*VORLIEGENDER AUSZUG*.
# # # #

Die neueste Version der europäischen Leitlinien zur Behandlung von Herzklappenerkrankungen (ESC/EACTS Joint Guidelines Valvular heart disease) wurde im Rahmen des ESC Kongresses in Madrid erstmalig veröffentlicht. Sie ist das Ergebnis einer zweijährigen, engen Zusammenarbeit von Herzchirurgen und Kardiologen, basierend auf den aktuellen wissenschaftlichen Erkenntnissen. Die Deutsche Gesellschaft für Thorax-, Herz- und Gefäßchirurgie (DGTHG) begrüßt ausdrücklich die konsentierte Erstellung der neuen Leitlinie. Herzchirurg und DGTHG-Mitglied Professor Michael Borger, einer der Co-Vorsitzenden des gemeinsamen ESC/EACTS-Leitlinienkomitees, betont: „Die aktualisierten Leitlinien sind von globaler Bedeutung für alle, die auf dem Gebiet der Herzklappenerkrankungen tätig sind. Wir empfehlen den Herz-Teams in Europa und weltweit, sie zur Unterstützung ihrer klinischen Entscheidungsfindung zu berücksichtigen.“
Wesentliche Neuerungen
Die CT-Angiografie ist nun eine IB-Empfehlung, um eine koronare Herzkrankheit bei Patientinnen und Patienten mit geringem oder mittlerem Risiko auszuschließen. Bei Patientinnen und Patienten mit trikuspidaler Aortenklappenstenose wird für die Durchführung einer TAVI die Altersgrenze von 75 auf 70 Jahre angepasst. Bei asymptomatischen Patientinnen und Patienten mit Aortenklappenstenose wird ein invasiver Aortenklappeneingriff (herzchirurgisch oder mittels katheterbasiertem Verfahren) als Alternative zur engen Überwachung empfohlen (IIa).
Bei Patientinnen und Patienten mit primärer Mitralinsuffizienz bleiben herzchirurgische Verfahren die bevorzugte Wahl – mit einer neuen Empfehlung (Ib) für asymptomatische Patientinnen und Patienten. Die minimalinvasive Mitralklappenchirurgie erhält eine neue Empfehlung (IIb). Bei Patientinnen und Patienten mit sekundärer Vorhof-Mitralklappeninsuffizienz besteht die IIa Empfehlung für einen herzchirurgischen Mitralklappeneingriff und eine IIb Empfehlung für ein kathetergestütztes Therapieverfahren.

# # # #

*DATENSATZEINTRÄGE*.
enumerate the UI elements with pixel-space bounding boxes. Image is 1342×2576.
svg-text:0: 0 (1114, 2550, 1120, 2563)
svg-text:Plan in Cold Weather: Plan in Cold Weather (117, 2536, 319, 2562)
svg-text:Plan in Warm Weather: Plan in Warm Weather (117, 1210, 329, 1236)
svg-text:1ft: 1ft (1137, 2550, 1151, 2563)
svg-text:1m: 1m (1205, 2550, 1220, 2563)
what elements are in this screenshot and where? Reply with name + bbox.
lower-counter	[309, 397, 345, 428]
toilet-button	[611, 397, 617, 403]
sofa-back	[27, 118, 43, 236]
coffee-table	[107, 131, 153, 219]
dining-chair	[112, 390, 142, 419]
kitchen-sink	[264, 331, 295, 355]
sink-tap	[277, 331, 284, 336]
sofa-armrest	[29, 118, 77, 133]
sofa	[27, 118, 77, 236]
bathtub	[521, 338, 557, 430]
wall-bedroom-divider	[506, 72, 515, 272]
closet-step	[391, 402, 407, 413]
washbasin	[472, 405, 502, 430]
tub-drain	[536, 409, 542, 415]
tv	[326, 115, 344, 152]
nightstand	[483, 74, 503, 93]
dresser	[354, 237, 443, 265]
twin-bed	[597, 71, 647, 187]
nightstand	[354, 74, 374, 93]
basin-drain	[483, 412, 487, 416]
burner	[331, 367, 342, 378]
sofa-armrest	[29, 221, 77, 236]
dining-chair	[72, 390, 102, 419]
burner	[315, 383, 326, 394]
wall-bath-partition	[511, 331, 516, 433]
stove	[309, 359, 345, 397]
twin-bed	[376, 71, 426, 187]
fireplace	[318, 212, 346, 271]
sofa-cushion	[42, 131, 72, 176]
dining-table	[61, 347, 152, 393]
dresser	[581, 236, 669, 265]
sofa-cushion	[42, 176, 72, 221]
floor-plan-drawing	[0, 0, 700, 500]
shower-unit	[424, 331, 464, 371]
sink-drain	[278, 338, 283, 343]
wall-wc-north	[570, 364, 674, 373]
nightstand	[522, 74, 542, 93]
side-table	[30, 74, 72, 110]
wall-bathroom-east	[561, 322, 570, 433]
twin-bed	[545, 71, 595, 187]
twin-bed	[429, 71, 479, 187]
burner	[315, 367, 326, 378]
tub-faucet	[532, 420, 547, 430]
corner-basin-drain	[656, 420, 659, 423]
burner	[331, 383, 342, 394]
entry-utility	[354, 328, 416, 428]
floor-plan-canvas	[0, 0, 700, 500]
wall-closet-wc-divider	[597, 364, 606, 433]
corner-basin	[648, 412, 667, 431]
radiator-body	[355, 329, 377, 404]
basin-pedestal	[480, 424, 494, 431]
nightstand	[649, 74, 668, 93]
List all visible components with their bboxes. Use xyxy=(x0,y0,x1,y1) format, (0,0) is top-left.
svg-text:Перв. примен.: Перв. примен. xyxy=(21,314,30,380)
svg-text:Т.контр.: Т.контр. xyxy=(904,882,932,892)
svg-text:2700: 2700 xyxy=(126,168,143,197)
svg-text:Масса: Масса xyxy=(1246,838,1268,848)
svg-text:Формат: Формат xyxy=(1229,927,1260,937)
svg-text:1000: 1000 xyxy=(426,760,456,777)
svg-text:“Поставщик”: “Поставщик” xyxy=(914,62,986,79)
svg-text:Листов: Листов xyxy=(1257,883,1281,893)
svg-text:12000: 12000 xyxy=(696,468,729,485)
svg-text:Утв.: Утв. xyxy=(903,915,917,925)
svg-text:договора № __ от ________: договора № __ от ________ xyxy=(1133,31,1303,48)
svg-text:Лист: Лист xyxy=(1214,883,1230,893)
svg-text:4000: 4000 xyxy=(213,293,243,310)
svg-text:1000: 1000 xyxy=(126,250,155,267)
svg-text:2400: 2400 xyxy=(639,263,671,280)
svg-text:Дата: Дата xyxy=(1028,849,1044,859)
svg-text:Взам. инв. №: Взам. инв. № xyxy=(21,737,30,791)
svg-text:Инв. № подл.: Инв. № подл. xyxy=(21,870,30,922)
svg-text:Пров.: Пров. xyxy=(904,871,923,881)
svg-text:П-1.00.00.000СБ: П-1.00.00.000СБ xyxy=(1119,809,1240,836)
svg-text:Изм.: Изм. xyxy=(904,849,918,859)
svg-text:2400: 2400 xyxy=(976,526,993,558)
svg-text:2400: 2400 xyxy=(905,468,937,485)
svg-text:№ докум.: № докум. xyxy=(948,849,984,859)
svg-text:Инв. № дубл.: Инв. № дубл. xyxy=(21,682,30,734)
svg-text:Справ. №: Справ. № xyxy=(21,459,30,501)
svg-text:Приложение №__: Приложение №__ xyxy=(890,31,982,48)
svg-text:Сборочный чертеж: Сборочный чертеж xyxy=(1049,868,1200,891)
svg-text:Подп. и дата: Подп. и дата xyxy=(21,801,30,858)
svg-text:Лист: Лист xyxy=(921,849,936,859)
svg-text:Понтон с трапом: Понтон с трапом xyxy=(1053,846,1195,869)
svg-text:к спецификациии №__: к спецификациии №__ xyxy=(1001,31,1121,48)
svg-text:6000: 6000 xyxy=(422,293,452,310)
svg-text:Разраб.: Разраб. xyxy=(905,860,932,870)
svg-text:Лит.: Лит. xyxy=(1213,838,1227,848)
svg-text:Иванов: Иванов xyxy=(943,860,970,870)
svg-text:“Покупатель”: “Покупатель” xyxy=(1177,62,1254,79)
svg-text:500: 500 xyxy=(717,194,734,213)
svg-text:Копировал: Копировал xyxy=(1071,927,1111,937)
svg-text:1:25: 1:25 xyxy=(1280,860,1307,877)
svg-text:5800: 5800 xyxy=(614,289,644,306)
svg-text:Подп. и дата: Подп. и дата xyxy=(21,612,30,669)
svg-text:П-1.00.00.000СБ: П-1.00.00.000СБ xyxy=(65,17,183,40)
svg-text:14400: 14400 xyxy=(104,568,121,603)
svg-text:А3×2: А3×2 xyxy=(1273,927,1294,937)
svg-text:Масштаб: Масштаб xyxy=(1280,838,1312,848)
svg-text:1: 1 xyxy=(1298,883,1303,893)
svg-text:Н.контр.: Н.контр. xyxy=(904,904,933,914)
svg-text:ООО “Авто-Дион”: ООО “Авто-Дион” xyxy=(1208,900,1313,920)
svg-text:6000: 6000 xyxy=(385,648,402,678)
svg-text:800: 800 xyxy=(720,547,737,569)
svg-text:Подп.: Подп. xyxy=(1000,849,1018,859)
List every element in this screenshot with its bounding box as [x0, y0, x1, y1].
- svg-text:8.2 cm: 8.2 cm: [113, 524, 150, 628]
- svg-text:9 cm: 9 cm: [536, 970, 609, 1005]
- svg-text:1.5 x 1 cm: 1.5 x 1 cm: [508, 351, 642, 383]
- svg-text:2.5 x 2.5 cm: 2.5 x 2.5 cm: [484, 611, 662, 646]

# # # #

*AUFGABE IM DETAIL*. Schreibe aus dem Auszug über die neuen Herzklappen-Leitlinien alles von „Bei Patientinnen und Patienten mit primärer“ bis hinunter zu „ein kathetergestütztes Therapieverfahren.“ noch einmal ab und tausche dabei „bevorzugte Wahl“ gegen „erste Wahl“ aus. Die Zeilen sind eigenständiges Material und gehören nicht zum Auszug.

*ERGEBNIS*.
Bei Patientinnen und Patienten mit primärer Mitralinsuffizienz bleiben herzchirurgische Verfahren die erste Wahl – mit einer neuen Empfehlung (Ib) für asymptomatische Patientinnen und Patienten. Die minimalinvasive Mitralklappenchirurgie erhält eine neue Empfehlung (IIb). Bei Patientinnen und Patienten mit sekundärer Vorhof-Mitralklappeninsuffizienz besteht die IIa Empfehlung für einen herzchirurgischen Mitralklappeneingriff und eine IIb Empfehlung für ein kathetergestütztes Therapieverfahren.